_GIVEN REQUEST_
Draw out every line with the word "Talschlusshütte" from the listing below.

_RECORD EXCERPTS_
------------------------------
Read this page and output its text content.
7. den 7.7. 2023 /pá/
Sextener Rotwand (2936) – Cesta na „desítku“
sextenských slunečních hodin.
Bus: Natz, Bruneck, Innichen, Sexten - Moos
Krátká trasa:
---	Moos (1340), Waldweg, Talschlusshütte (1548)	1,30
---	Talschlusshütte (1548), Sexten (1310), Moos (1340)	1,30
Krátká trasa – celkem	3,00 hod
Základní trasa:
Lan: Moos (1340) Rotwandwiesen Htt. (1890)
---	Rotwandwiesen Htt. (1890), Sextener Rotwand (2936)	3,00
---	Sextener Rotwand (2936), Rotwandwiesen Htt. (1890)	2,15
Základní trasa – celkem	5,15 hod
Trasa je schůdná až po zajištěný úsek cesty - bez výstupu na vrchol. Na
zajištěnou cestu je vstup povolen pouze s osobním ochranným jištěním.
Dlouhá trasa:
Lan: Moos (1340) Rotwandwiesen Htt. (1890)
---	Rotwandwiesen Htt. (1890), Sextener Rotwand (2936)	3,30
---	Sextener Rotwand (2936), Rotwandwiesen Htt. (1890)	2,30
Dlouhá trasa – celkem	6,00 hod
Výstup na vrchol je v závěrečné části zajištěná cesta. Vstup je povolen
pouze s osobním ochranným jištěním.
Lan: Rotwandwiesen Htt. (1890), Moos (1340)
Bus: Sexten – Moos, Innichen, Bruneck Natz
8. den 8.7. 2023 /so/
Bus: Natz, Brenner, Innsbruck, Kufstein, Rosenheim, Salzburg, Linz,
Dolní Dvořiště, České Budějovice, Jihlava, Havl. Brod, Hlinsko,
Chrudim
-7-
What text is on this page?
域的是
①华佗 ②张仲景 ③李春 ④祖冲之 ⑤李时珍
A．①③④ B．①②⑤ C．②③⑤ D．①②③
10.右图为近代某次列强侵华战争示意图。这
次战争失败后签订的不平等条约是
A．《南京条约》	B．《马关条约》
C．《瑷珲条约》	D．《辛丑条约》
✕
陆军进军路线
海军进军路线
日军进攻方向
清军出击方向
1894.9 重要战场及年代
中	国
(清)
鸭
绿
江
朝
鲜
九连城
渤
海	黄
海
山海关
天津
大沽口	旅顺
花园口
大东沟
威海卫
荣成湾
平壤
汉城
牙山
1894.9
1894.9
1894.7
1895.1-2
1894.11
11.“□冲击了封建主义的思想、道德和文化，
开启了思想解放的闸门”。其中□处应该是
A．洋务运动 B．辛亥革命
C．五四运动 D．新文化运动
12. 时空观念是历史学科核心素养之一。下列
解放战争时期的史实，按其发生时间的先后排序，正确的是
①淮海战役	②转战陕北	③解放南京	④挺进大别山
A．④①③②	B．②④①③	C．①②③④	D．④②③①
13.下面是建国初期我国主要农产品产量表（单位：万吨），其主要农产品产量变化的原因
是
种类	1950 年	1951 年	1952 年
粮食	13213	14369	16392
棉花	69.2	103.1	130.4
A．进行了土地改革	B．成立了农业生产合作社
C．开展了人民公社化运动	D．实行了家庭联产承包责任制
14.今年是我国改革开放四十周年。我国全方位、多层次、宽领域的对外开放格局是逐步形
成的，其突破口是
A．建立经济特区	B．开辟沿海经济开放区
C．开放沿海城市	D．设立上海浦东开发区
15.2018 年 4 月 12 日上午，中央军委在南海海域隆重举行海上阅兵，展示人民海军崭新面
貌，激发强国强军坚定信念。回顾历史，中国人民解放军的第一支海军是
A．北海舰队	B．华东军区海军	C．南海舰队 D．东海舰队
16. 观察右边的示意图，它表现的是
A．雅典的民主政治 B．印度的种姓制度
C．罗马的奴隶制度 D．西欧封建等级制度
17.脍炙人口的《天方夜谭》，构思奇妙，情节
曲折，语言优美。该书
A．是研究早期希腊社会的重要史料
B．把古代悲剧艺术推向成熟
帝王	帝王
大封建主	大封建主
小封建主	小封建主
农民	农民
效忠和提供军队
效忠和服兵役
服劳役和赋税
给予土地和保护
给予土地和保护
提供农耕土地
------------------------------
_ANSWER TO THIS TASK_
---	Moos (1340), Waldweg, Talschlusshütte (1548)	1,30
---	Talschlusshütte (1548), Sexten (1310), Moos (1340)	1,30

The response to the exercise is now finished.